Exercise brief:
Pull every line containing "name" from the data.

Records for this task:
━━━━━━━━
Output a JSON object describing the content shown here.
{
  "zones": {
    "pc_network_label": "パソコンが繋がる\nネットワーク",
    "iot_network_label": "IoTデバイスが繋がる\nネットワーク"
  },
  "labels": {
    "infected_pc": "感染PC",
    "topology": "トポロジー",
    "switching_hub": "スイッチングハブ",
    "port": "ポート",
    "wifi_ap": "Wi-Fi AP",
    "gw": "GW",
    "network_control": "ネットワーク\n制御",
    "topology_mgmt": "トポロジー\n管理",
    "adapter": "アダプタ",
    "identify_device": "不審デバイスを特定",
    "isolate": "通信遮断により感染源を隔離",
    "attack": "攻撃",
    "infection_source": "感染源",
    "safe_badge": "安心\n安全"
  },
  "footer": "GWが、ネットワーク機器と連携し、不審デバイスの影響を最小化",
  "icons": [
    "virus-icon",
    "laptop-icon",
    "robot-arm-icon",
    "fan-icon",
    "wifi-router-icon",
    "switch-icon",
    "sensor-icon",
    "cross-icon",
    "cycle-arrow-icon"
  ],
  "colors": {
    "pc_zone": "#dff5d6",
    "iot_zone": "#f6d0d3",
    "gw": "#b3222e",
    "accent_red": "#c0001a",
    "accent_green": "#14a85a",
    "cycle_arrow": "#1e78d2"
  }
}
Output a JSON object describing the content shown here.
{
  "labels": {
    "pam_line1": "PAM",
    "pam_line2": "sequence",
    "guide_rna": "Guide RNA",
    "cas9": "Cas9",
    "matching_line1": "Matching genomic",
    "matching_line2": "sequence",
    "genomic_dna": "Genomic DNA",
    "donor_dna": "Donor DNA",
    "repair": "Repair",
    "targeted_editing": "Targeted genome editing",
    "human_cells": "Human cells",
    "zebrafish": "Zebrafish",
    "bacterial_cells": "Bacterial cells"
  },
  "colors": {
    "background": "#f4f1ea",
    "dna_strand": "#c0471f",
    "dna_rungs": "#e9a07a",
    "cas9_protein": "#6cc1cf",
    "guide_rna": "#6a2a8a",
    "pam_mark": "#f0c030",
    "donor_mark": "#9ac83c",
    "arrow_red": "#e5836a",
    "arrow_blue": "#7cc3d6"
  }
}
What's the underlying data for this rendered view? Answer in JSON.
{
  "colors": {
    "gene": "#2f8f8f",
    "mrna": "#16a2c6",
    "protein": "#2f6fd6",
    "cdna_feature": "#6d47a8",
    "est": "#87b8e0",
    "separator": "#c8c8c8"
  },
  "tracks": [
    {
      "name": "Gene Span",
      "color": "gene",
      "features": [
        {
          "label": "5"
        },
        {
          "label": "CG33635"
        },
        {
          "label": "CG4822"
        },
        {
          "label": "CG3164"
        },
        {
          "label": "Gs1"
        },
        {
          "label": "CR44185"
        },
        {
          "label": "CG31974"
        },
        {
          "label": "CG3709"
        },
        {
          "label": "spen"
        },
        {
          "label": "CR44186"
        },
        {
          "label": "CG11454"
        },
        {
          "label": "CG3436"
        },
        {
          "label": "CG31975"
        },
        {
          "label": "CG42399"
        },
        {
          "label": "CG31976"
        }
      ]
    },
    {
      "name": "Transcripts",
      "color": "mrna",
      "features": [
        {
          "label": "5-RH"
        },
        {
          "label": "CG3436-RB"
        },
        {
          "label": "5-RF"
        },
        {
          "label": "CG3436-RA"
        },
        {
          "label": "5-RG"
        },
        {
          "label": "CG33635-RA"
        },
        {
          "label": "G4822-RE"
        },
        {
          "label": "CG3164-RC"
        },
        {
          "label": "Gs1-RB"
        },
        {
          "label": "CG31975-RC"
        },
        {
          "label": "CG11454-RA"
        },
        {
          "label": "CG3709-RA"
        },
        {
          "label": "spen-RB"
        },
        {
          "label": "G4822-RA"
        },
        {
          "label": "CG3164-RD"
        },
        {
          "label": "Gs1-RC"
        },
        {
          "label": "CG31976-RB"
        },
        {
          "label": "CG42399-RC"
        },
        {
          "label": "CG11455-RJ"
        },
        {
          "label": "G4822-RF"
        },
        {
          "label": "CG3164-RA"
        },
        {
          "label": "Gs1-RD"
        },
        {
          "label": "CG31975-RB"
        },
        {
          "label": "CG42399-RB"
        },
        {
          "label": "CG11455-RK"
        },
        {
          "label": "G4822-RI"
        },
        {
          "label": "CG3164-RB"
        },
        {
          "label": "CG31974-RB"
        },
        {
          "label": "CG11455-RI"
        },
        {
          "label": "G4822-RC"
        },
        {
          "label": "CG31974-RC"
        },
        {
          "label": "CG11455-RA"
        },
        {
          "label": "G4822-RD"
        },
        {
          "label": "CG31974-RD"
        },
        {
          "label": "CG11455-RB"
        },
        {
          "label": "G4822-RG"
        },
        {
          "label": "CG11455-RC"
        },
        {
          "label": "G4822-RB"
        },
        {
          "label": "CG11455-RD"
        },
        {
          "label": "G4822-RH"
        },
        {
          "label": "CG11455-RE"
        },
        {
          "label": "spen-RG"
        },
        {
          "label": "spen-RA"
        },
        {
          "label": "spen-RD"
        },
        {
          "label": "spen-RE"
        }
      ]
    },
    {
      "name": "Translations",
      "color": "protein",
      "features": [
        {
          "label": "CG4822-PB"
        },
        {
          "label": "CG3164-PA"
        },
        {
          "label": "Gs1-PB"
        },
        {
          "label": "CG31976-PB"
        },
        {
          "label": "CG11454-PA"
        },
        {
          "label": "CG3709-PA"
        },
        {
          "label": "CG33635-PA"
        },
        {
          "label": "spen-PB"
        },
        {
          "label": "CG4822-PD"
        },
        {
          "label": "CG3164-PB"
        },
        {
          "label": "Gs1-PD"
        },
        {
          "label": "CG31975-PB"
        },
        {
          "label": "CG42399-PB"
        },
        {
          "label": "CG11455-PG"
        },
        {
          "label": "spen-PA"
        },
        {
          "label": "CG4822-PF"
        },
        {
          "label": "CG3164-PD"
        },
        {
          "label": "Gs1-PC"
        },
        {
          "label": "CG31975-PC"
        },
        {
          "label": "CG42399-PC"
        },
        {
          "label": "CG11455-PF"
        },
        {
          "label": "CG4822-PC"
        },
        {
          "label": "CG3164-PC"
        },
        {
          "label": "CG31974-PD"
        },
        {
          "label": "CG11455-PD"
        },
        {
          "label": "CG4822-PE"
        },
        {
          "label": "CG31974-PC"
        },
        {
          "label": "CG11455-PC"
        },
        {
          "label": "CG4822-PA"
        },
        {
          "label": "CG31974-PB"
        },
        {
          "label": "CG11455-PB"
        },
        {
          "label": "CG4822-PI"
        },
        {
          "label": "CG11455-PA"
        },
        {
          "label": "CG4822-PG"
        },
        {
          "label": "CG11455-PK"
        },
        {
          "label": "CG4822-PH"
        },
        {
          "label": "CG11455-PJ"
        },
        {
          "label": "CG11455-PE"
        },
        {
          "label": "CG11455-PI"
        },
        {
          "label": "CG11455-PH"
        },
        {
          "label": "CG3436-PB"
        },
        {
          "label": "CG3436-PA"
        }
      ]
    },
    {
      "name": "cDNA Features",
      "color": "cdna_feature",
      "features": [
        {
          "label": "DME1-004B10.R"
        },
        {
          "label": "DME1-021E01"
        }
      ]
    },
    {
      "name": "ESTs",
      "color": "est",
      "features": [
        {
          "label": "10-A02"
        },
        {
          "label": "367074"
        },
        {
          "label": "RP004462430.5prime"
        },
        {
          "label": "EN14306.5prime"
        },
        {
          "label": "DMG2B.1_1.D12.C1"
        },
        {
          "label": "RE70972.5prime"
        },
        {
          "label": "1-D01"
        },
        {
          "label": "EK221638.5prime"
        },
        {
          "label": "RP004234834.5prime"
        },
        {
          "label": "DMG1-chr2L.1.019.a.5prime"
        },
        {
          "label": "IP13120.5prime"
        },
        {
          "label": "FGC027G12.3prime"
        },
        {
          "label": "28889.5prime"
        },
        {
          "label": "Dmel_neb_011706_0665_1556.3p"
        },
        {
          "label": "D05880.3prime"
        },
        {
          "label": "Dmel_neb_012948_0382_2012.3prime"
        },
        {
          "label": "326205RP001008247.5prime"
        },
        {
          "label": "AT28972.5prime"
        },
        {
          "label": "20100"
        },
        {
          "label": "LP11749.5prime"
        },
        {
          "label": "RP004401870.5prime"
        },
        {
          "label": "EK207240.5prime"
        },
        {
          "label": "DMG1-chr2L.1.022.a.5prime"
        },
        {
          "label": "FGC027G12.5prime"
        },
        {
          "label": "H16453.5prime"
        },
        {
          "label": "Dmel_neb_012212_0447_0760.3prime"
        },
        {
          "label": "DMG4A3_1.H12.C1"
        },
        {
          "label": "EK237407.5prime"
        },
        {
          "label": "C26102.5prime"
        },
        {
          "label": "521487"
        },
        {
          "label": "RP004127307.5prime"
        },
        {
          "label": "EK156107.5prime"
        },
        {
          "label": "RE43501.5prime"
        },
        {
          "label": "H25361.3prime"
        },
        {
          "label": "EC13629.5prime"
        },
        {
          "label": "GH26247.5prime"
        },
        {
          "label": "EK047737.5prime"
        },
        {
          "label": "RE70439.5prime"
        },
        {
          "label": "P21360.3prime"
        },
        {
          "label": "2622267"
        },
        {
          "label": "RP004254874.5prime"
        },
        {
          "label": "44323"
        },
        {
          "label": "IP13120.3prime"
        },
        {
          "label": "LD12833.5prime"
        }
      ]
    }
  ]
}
━━━━━━━━
Solved exercise:
      "name": "Gene Span",
      "name": "Transcripts",
      "name": "Translations",
      "name": "cDNA Features",
      "name": "ESTs",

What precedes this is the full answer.